[Data entries]

<<<<

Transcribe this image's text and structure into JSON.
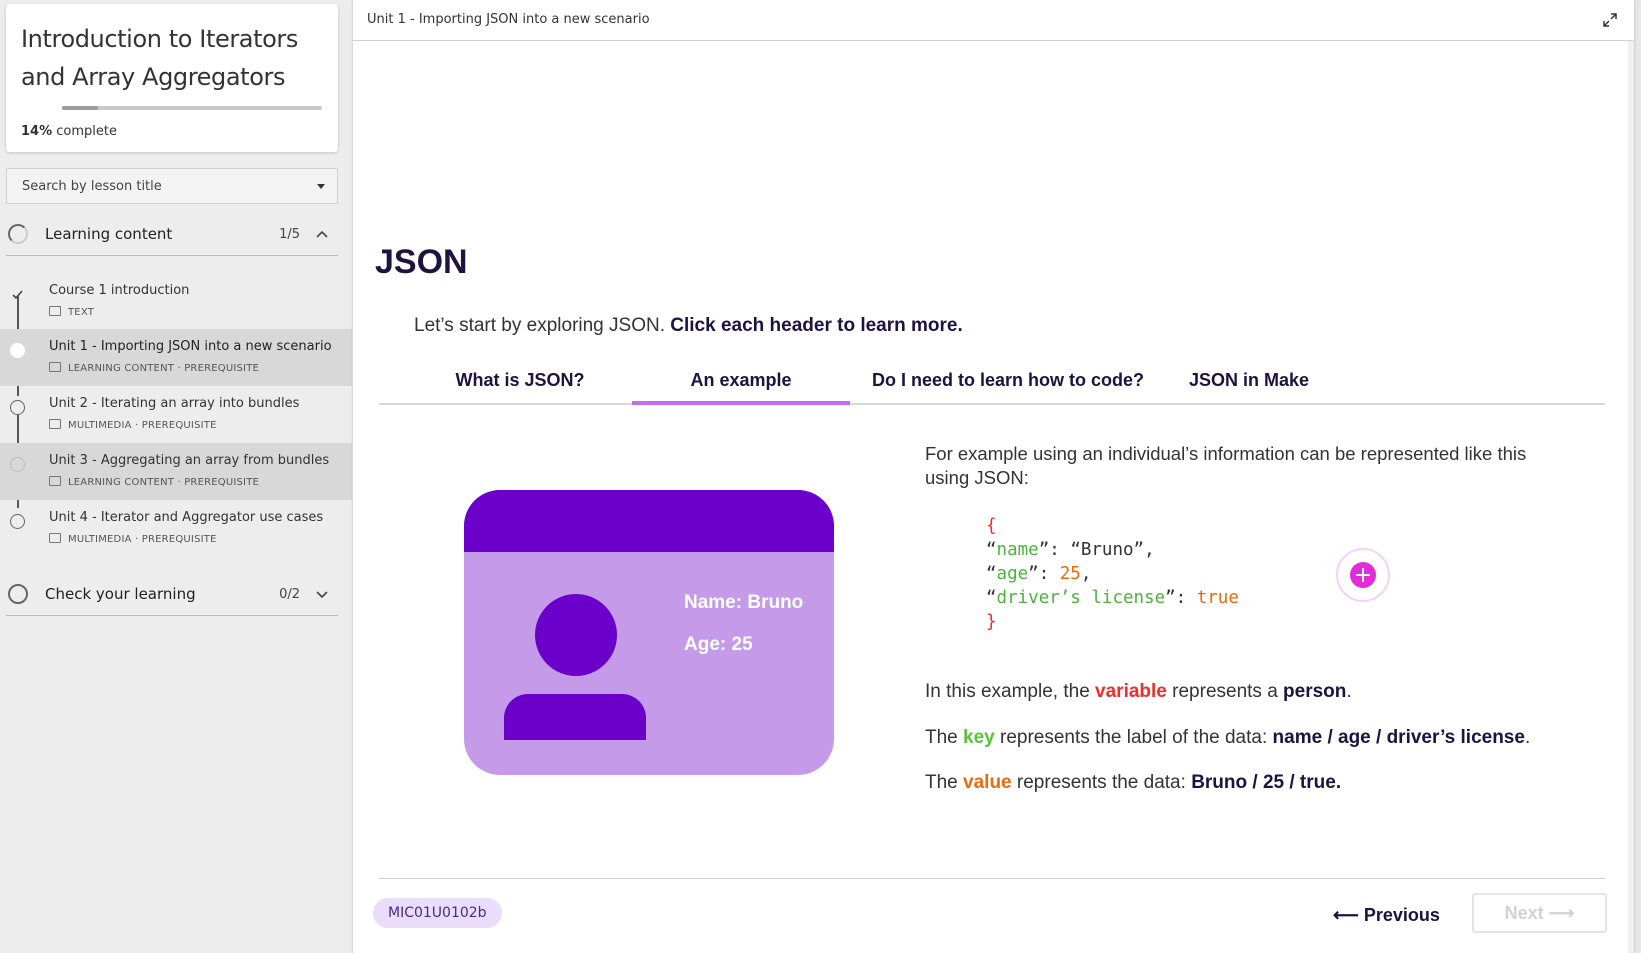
{
  "sidebar": {
    "course_title": "Introduction to Iterators and Array Aggregators",
    "progress_percent": 14,
    "progress_value": "14%",
    "progress_suffix": "complete",
    "search_placeholder": "Search by lesson title",
    "sections": [
      {
        "label": "Learning content",
        "count": "1/5",
        "expanded": true,
        "lessons": [
          {
            "title": "Course 1 introduction",
            "meta": "TEXT",
            "state": "completed"
          },
          {
            "title": "Unit 1 - Importing JSON into a new scenario",
            "meta": "LEARNING CONTENT · PREREQUISITE",
            "state": "active"
          },
          {
            "title": "Unit 2 - Iterating an array into bundles",
            "meta": "MULTIMEDIA · PREREQUISITE",
            "state": "not-started"
          },
          {
            "title": "Unit 3 - Aggregating an array from bundles",
            "meta": "LEARNING CONTENT · PREREQUISITE",
            "state": "not-started"
          },
          {
            "title": "Unit 4 - Iterator and Aggregator use cases",
            "meta": "MULTIMEDIA · PREREQUISITE",
            "state": "not-started"
          }
        ]
      },
      {
        "label": "Check your learning",
        "count": "0/2",
        "expanded": false
      }
    ]
  },
  "topbar": {
    "title": "Unit 1 - Importing JSON into a new scenario"
  },
  "content": {
    "heading": "JSON",
    "intro_plain": "Let’s start by exploring JSON. ",
    "intro_bold": "Click each header to learn more.",
    "tabs": [
      "What is JSON?",
      "An example",
      "Do I need to learn how to code?",
      "JSON in Make"
    ],
    "selected_tab": "An example",
    "card": {
      "name": "Name: Bruno",
      "age": "Age: 25"
    },
    "description": "For example using an individual’s information can be represented like this using JSON:",
    "code": {
      "open": "{",
      "lines": [
        {
          "key": "name",
          "value": "“Bruno”",
          "sep": ","
        },
        {
          "key": "age",
          "value": "25",
          "sep": ","
        },
        {
          "key": "driver’s license",
          "value": "true",
          "sep": ""
        }
      ],
      "close": "}"
    },
    "para1": {
      "a": "In this example, the ",
      "hl": "variable",
      "b": " represents a ",
      "bold": "person",
      "c": "."
    },
    "para2": {
      "a": "The ",
      "hl": "key",
      "b": " represents the label of the data: ",
      "bold": "name / age / driver’s license",
      "c": "."
    },
    "para3": {
      "a": "The ",
      "hl": "value",
      "b": " represents the data: ",
      "bold": "Bruno / 25 / true."
    }
  },
  "footer": {
    "lesson_code": "MIC01U0102b",
    "previous_label": "Previous",
    "next_label": "Next"
  },
  "colors": {
    "accent": "#c56cf0",
    "card_header": "#6a00c9",
    "card_body": "#c49ae9",
    "heading": "#1d1240",
    "variable": "#ef2d2d",
    "key": "#5ac13d",
    "value": "#e86b0d"
  }
}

>>>>

## TASK BRIEF
Every record above should be written out again without change, except that the pictures are left out.

## REPLY
Transcribe this image's text and structure into JSON.
{
  "sidebar": {
    "course_title": "Introduction to Iterators and Array Aggregators",
    "progress_percent": 14,
    "progress_value": "14%",
    "progress_suffix": "complete",
    "search_placeholder": "Search by lesson title",
    "sections": [
      {
        "label": "Learning content",
        "count": "1/5",
        "expanded": true,
        "lessons": [
          {
            "title": "Course 1 introduction",
            "meta": "TEXT",
            "state": "completed"
          },
          {
            "title": "Unit 1 - Importing JSON into a new scenario",
            "meta": "LEARNING CONTENT · PREREQUISITE",
            "state": "active"
          },
          {
            "title": "Unit 2 - Iterating an array into bundles",
            "meta": "MULTIMEDIA · PREREQUISITE",
            "state": "not-started"
          },
          {
            "title": "Unit 3 - Aggregating an array from bundles",
            "meta": "LEARNING CONTENT · PREREQUISITE",
            "state": "not-started"
          },
          {
            "title": "Unit 4 - Iterator and Aggregator use cases",
            "meta": "MULTIMEDIA · PREREQUISITE",
            "state": "not-started"
          }
        ]
      },
      {
        "label": "Check your learning",
        "count": "0/2",
        "expanded": false
      }
    ]
  },
  "topbar": {
    "title": "Unit 1 - Importing JSON into a new scenario"
  },
  "content": {
    "heading": "JSON",
    "intro_plain": "Let’s start by exploring JSON. ",
    "intro_bold": "Click each header to learn more.",
    "tabs": [
      "What is JSON?",
      "An example",
      "Do I need to learn how to code?",
      "JSON in Make"
    ],
    "selected_tab": "An example",
    "card": {
      "name": "Name: Bruno",
      "age": "Age: 25"
    },
    "description": "For example using an individual’s information can be represented like this using JSON:",
    "code": {
      "open": "{",
      "lines": [
        {
          "key": "name",
          "value": "“Bruno”",
          "sep": ","
        },
        {
          "key": "age",
          "value": "25",
          "sep": ","
        },
        {
          "key": "driver’s license",
          "value": "true",
          "sep": ""
        }
      ],
      "close": "}"
    },
    "para1": {
      "a": "In this example, the ",
      "hl": "variable",
      "b": " represents a ",
      "bold": "person",
      "c": "."
    },
    "para2": {
      "a": "The ",
      "hl": "key",
      "b": " represents the label of the data: ",
      "bold": "name / age / driver’s license",
      "c": "."
    },
    "para3": {
      "a": "The ",
      "hl": "value",
      "b": " represents the data: ",
      "bold": "Bruno / 25 / true."
    }
  },
  "footer": {
    "lesson_code": "MIC01U0102b",
    "previous_label": "Previous",
    "next_label": "Next"
  },
  "colors": {
    "accent": "#c56cf0",
    "card_header": "#6a00c9",
    "card_body": "#c49ae9",
    "heading": "#1d1240",
    "variable": "#ef2d2d",
    "key": "#5ac13d",
    "value": "#e86b0d"
  }
}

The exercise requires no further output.